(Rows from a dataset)
- - - -

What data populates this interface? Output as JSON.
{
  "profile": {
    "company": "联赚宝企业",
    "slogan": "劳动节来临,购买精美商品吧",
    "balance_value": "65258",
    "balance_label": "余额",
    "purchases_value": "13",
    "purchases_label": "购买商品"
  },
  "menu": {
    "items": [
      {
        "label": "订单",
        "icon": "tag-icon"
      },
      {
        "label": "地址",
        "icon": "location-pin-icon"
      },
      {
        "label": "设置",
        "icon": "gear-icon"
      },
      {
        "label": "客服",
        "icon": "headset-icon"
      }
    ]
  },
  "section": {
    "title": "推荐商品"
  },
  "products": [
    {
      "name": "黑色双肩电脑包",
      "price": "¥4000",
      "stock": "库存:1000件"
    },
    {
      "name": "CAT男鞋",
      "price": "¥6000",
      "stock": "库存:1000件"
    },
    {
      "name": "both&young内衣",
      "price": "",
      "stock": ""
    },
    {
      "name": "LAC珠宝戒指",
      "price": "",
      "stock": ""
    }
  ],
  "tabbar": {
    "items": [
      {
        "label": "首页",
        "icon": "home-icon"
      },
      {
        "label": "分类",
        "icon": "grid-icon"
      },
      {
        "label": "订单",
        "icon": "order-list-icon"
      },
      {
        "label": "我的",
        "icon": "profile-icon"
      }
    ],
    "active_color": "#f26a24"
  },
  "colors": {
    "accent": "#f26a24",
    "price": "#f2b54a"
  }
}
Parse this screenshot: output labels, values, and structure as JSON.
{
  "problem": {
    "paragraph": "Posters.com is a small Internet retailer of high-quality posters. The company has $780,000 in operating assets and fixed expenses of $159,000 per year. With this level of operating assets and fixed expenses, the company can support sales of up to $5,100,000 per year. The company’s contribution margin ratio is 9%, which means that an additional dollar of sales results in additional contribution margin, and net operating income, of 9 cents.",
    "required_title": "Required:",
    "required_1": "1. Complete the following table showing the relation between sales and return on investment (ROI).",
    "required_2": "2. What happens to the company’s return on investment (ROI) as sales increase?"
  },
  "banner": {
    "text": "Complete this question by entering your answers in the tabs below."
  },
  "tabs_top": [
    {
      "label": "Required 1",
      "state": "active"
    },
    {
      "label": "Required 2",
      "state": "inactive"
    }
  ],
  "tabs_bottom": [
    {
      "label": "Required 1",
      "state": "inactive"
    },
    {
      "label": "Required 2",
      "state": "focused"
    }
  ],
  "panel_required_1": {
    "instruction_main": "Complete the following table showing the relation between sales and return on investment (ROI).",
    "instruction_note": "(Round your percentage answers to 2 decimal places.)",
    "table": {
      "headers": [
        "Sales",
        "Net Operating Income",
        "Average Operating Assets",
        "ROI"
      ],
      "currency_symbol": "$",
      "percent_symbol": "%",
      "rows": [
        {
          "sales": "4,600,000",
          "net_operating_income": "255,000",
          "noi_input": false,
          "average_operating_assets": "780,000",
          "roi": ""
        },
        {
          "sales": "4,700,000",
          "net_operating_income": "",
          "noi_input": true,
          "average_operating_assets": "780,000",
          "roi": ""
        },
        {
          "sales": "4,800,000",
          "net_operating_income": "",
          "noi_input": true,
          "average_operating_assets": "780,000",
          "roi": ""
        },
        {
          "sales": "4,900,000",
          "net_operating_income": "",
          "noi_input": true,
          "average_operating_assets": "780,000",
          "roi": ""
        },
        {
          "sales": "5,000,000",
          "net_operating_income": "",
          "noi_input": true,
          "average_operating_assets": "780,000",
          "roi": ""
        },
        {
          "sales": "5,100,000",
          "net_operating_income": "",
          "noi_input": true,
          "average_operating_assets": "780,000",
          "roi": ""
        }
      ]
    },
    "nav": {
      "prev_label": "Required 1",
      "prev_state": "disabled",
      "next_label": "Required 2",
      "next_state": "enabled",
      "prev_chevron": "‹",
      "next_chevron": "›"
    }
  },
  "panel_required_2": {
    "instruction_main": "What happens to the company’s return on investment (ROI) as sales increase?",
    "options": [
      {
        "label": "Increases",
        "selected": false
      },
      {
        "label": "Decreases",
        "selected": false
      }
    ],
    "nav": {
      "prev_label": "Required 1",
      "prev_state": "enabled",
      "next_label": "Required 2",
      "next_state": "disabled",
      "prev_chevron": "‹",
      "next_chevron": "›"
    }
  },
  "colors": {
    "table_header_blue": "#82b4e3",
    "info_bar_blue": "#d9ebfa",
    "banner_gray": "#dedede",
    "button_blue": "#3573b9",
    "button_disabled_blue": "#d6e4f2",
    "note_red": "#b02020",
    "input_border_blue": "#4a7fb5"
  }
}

- - - -

## What you need to do
Reproduce the records word for word.

## Result
What data populates this interface? Output as JSON.
{
  "profile": {
    "company": "联赚宝企业",
    "slogan": "劳动节来临,购买精美商品吧",
    "balance_value": "65258",
    "balance_label": "余额",
    "purchases_value": "13",
    "purchases_label": "购买商品"
  },
  "menu": {
    "items": [
      {
        "label": "订单",
        "icon": "tag-icon"
      },
      {
        "label": "地址",
        "icon": "location-pin-icon"
      },
      {
        "label": "设置",
        "icon": "gear-icon"
      },
      {
        "label": "客服",
        "icon": "headset-icon"
      }
    ]
  },
  "section": {
    "title": "推荐商品"
  },
  "products": [
    {
      "name": "黑色双肩电脑包",
      "price": "¥4000",
      "stock": "库存:1000件"
    },
    {
      "name": "CAT男鞋",
      "price": "¥6000",
      "stock": "库存:1000件"
    },
    {
      "name": "both&young内衣",
      "price": "",
      "stock": ""
    },
    {
      "name": "LAC珠宝戒指",
      "price": "",
      "stock": ""
    }
  ],
  "tabbar": {
    "items": [
      {
        "label": "首页",
        "icon": "home-icon"
      },
      {
        "label": "分类",
        "icon": "grid-icon"
      },
      {
        "label": "订单",
        "icon": "order-list-icon"
      },
      {
        "label": "我的",
        "icon": "profile-icon"
      }
    ],
    "active_color": "#f26a24"
  },
  "colors": {
    "accent": "#f26a24",
    "price": "#f2b54a"
  }
}
Parse this screenshot: output labels, values, and structure as JSON.
{
  "problem": {
    "paragraph": "Posters.com is a small Internet retailer of high-quality posters. The company has $780,000 in operating assets and fixed expenses of $159,000 per year. With this level of operating assets and fixed expenses, the company can support sales of up to $5,100,000 per year. The company’s contribution margin ratio is 9%, which means that an additional dollar of sales results in additional contribution margin, and net operating income, of 9 cents.",
    "required_title": "Required:",
    "required_1": "1. Complete the following table showing the relation between sales and return on investment (ROI).",
    "required_2": "2. What happens to the company’s return on investment (ROI) as sales increase?"
  },
  "banner": {
    "text": "Complete this question by entering your answers in the tabs below."
  },
  "tabs_top": [
    {
      "label": "Required 1",
      "state": "active"
    },
    {
      "label": "Required 2",
      "state": "inactive"
    }
  ],
  "tabs_bottom": [
    {
      "label": "Required 1",
      "state": "inactive"
    },
    {
      "label": "Required 2",
      "state": "focused"
    }
  ],
  "panel_required_1": {
    "instruction_main": "Complete the following table showing the relation between sales and return on investment (ROI).",
    "instruction_note": "(Round your percentage answers to 2 decimal places.)",
    "table": {
      "headers": [
        "Sales",
        "Net Operating Income",
        "Average Operating Assets",
        "ROI"
      ],
      "currency_symbol": "$",
      "percent_symbol": "%",
      "rows": [
        {
          "sales": "4,600,000",
          "net_operating_income": "255,000",
          "noi_input": false,
          "average_operating_assets": "780,000",
          "roi": ""
        },
        {
          "sales": "4,700,000",
          "net_operating_income": "",
          "noi_input": true,
          "average_operating_assets": "780,000",
          "roi": ""
        },
        {
          "sales": "4,800,000",
          "net_operating_income": "",
          "noi_input": true,
          "average_operating_assets": "780,000",
          "roi": ""
        },
        {
          "sales": "4,900,000",
          "net_operating_income": "",
          "noi_input": true,
          "average_operating_assets": "780,000",
          "roi": ""
        },
        {
          "sales": "5,000,000",
          "net_operating_income": "",
          "noi_input": true,
          "average_operating_assets": "780,000",
          "roi": ""
        },
        {
          "sales": "5,100,000",
          "net_operating_income": "",
          "noi_input": true,
          "average_operating_assets": "780,000",
          "roi": ""
        }
      ]
    },
    "nav": {
      "prev_label": "Required 1",
      "prev_state": "disabled",
      "next_label": "Required 2",
      "next_state": "enabled",
      "prev_chevron": "‹",
      "next_chevron": "›"
    }
  },
  "panel_required_2": {
    "instruction_main": "What happens to the company’s return on investment (ROI) as sales increase?",
    "options": [
      {
        "label": "Increases",
        "selected": false
      },
      {
        "label": "Decreases",
        "selected": false
      }
    ],
    "nav": {
      "prev_label": "Required 1",
      "prev_state": "enabled",
      "next_label": "Required 2",
      "next_state": "disabled",
      "prev_chevron": "‹",
      "next_chevron": "›"
    }
  },
  "colors": {
    "table_header_blue": "#82b4e3",
    "info_bar_blue": "#d9ebfa",
    "banner_gray": "#dedede",
    "button_blue": "#3573b9",
    "button_disabled_blue": "#d6e4f2",
    "note_red": "#b02020",
    "input_border_blue": "#4a7fb5"
  }
}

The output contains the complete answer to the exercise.